**Problem:**
Reproduce the records below exactly as they appear.
----- Task input
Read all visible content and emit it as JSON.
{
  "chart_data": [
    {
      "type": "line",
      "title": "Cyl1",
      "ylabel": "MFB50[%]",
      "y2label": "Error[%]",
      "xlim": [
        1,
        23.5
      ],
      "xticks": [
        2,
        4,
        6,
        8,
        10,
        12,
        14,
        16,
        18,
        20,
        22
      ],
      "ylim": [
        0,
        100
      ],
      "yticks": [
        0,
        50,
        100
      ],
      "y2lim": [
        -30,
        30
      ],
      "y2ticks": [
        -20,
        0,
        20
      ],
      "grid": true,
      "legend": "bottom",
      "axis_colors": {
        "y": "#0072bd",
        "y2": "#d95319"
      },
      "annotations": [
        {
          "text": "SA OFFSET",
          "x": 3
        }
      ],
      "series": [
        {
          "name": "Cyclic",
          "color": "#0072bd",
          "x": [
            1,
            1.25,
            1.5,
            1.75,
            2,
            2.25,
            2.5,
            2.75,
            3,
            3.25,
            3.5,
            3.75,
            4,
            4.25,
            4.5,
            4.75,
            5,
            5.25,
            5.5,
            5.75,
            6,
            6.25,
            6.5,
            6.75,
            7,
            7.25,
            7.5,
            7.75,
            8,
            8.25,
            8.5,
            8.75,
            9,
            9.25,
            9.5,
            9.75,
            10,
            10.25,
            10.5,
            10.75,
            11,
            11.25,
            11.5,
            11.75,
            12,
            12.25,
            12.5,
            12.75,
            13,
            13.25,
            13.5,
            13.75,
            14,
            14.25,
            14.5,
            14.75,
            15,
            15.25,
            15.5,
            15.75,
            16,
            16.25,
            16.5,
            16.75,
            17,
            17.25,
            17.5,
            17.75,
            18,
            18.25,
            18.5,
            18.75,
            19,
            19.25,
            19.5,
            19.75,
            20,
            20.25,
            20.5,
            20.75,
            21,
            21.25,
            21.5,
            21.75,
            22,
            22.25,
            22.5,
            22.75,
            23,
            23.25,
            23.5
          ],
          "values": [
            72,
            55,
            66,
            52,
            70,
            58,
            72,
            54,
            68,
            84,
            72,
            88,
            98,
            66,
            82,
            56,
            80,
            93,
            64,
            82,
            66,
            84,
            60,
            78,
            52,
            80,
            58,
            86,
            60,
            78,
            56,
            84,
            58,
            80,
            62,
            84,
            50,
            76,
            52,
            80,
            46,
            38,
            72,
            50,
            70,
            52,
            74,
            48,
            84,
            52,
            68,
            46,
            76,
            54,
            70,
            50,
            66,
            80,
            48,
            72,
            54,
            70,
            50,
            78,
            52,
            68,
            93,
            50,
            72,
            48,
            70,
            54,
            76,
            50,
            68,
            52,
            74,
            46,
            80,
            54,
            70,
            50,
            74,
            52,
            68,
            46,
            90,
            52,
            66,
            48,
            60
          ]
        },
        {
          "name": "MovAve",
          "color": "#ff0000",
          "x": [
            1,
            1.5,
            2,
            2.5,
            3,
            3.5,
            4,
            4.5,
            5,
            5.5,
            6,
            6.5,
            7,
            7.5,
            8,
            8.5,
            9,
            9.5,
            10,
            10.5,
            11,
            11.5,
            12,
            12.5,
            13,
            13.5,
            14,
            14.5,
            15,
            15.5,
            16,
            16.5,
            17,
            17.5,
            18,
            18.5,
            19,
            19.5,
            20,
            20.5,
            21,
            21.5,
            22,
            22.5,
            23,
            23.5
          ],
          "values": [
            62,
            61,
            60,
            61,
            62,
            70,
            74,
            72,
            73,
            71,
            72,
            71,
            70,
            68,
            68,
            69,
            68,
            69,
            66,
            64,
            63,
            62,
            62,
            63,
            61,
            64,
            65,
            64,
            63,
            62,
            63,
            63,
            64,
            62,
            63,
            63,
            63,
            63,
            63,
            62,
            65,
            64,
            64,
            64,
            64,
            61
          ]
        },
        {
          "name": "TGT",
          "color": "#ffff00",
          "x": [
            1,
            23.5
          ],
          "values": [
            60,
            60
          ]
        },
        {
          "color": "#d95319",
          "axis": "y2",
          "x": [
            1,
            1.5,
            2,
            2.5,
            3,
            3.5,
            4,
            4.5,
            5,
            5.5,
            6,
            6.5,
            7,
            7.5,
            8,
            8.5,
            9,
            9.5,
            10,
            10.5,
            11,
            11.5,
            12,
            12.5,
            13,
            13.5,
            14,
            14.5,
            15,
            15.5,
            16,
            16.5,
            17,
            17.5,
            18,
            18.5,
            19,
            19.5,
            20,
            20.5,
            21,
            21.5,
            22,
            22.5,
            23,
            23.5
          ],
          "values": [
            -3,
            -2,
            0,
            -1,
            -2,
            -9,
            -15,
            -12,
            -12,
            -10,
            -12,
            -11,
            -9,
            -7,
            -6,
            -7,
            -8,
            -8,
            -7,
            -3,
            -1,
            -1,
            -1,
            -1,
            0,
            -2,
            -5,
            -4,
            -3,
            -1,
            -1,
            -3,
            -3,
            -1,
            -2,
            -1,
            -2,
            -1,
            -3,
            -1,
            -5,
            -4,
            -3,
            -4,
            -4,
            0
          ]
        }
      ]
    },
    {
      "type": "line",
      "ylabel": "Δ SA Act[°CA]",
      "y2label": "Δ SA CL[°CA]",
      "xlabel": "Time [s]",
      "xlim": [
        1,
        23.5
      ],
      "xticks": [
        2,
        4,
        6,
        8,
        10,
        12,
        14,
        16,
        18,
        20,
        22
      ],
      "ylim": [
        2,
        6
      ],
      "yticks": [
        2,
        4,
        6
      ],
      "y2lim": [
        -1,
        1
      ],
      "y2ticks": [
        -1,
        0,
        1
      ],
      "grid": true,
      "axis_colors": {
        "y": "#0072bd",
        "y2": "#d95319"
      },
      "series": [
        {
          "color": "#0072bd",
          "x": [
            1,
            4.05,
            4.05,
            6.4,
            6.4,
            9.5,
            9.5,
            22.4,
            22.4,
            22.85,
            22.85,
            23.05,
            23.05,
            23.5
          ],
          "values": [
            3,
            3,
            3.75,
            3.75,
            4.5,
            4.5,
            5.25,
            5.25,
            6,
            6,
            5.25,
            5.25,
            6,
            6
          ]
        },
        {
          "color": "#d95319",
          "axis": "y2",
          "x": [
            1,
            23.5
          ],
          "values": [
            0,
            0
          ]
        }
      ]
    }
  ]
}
----------
**Correct response:**
Read all visible content and emit it as JSON.
{
  "chart_data": [
    {
      "type": "line",
      "title": "Cyl1",
      "ylabel": "MFB50[%]",
      "y2label": "Error[%]",
      "xlim": [
        1,
        23.5
      ],
      "xticks": [
        2,
        4,
        6,
        8,
        10,
        12,
        14,
        16,
        18,
        20,
        22
      ],
      "ylim": [
        0,
        100
      ],
      "yticks": [
        0,
        50,
        100
      ],
      "y2lim": [
        -30,
        30
      ],
      "y2ticks": [
        -20,
        0,
        20
      ],
      "grid": true,
      "legend": "bottom",
      "axis_colors": {
        "y": "#0072bd",
        "y2": "#d95319"
      },
      "annotations": [
        {
          "text": "SA OFFSET",
          "x": 3
        }
      ],
      "series": [
        {
          "name": "Cyclic",
          "color": "#0072bd",
          "x": [
            1,
            1.25,
            1.5,
            1.75,
            2,
            2.25,
            2.5,
            2.75,
            3,
            3.25,
            3.5,
            3.75,
            4,
            4.25,
            4.5,
            4.75,
            5,
            5.25,
            5.5,
            5.75,
            6,
            6.25,
            6.5,
            6.75,
            7,
            7.25,
            7.5,
            7.75,
            8,
            8.25,
            8.5,
            8.75,
            9,
            9.25,
            9.5,
            9.75,
            10,
            10.25,
            10.5,
            10.75,
            11,
            11.25,
            11.5,
            11.75,
            12,
            12.25,
            12.5,
            12.75,
            13,
            13.25,
            13.5,
            13.75,
            14,
            14.25,
            14.5,
            14.75,
            15,
            15.25,
            15.5,
            15.75,
            16,
            16.25,
            16.5,
            16.75,
            17,
            17.25,
            17.5,
            17.75,
            18,
            18.25,
            18.5,
            18.75,
            19,
            19.25,
            19.5,
            19.75,
            20,
            20.25,
            20.5,
            20.75,
            21,
            21.25,
            21.5,
            21.75,
            22,
            22.25,
            22.5,
            22.75,
            23,
            23.25,
            23.5
          ],
          "values": [
            72,
            55,
            66,
            52,
            70,
            58,
            72,
            54,
            68,
            84,
            72,
            88,
            98,
            66,
            82,
            56,
            80,
            93,
            64,
            82,
            66,
            84,
            60,
            78,
            52,
            80,
            58,
            86,
            60,
            78,
            56,
            84,
            58,
            80,
            62,
            84,
            50,
            76,
            52,
            80,
            46,
            38,
            72,
            50,
            70,
            52,
            74,
            48,
            84,
            52,
            68,
            46,
            76,
            54,
            70,
            50,
            66,
            80,
            48,
            72,
            54,
            70,
            50,
            78,
            52,
            68,
            93,
            50,
            72,
            48,
            70,
            54,
            76,
            50,
            68,
            52,
            74,
            46,
            80,
            54,
            70,
            50,
            74,
            52,
            68,
            46,
            90,
            52,
            66,
            48,
            60
          ]
        },
        {
          "name": "MovAve",
          "color": "#ff0000",
          "x": [
            1,
            1.5,
            2,
            2.5,
            3,
            3.5,
            4,
            4.5,
            5,
            5.5,
            6,
            6.5,
            7,
            7.5,
            8,
            8.5,
            9,
            9.5,
            10,
            10.5,
            11,
            11.5,
            12,
            12.5,
            13,
            13.5,
            14,
            14.5,
            15,
            15.5,
            16,
            16.5,
            17,
            17.5,
            18,
            18.5,
            19,
            19.5,
            20,
            20.5,
            21,
            21.5,
            22,
            22.5,
            23,
            23.5
          ],
          "values": [
            62,
            61,
            60,
            61,
            62,
            70,
            74,
            72,
            73,
            71,
            72,
            71,
            70,
            68,
            68,
            69,
            68,
            69,
            66,
            64,
            63,
            62,
            62,
            63,
            61,
            64,
            65,
            64,
            63,
            62,
            63,
            63,
            64,
            62,
            63,
            63,
            63,
            63,
            63,
            62,
            65,
            64,
            64,
            64,
            64,
            61
          ]
        },
        {
          "name": "TGT",
          "color": "#ffff00",
          "x": [
            1,
            23.5
          ],
          "values": [
            60,
            60
          ]
        },
        {
          "color": "#d95319",
          "axis": "y2",
          "x": [
            1,
            1.5,
            2,
            2.5,
            3,
            3.5,
            4,
            4.5,
            5,
            5.5,
            6,
            6.5,
            7,
            7.5,
            8,
            8.5,
            9,
            9.5,
            10,
            10.5,
            11,
            11.5,
            12,
            12.5,
            13,
            13.5,
            14,
            14.5,
            15,
            15.5,
            16,
            16.5,
            17,
            17.5,
            18,
            18.5,
            19,
            19.5,
            20,
            20.5,
            21,
            21.5,
            22,
            22.5,
            23,
            23.5
          ],
          "values": [
            -3,
            -2,
            0,
            -1,
            -2,
            -9,
            -15,
            -12,
            -12,
            -10,
            -12,
            -11,
            -9,
            -7,
            -6,
            -7,
            -8,
            -8,
            -7,
            -3,
            -1,
            -1,
            -1,
            -1,
            0,
            -2,
            -5,
            -4,
            -3,
            -1,
            -1,
            -3,
            -3,
            -1,
            -2,
            -1,
            -2,
            -1,
            -3,
            -1,
            -5,
            -4,
            -3,
            -4,
            -4,
            0
          ]
        }
      ]
    },
    {
      "type": "line",
      "ylabel": "Δ SA Act[°CA]",
      "y2label": "Δ SA CL[°CA]",
      "xlabel": "Time [s]",
      "xlim": [
        1,
        23.5
      ],
      "xticks": [
        2,
        4,
        6,
        8,
        10,
        12,
        14,
        16,
        18,
        20,
        22
      ],
      "ylim": [
        2,
        6
      ],
      "yticks": [
        2,
        4,
        6
      ],
      "y2lim": [
        -1,
        1
      ],
      "y2ticks": [
        -1,
        0,
        1
      ],
      "grid": true,
      "axis_colors": {
        "y": "#0072bd",
        "y2": "#d95319"
      },
      "series": [
        {
          "color": "#0072bd",
          "x": [
            1,
            4.05,
            4.05,
            6.4,
            6.4,
            9.5,
            9.5,
            22.4,
            22.4,
            22.85,
            22.85,
            23.05,
            23.05,
            23.5
          ],
          "values": [
            3,
            3,
            3.75,
            3.75,
            4.5,
            4.5,
            5.25,
            5.25,
            6,
            6,
            5.25,
            5.25,
            6,
            6
          ]
        },
        {
          "color": "#d95319",
          "axis": "y2",
          "x": [
            1,
            23.5
          ],
          "values": [
            0,
            0
          ]
        }
      ]
    }
  ]
}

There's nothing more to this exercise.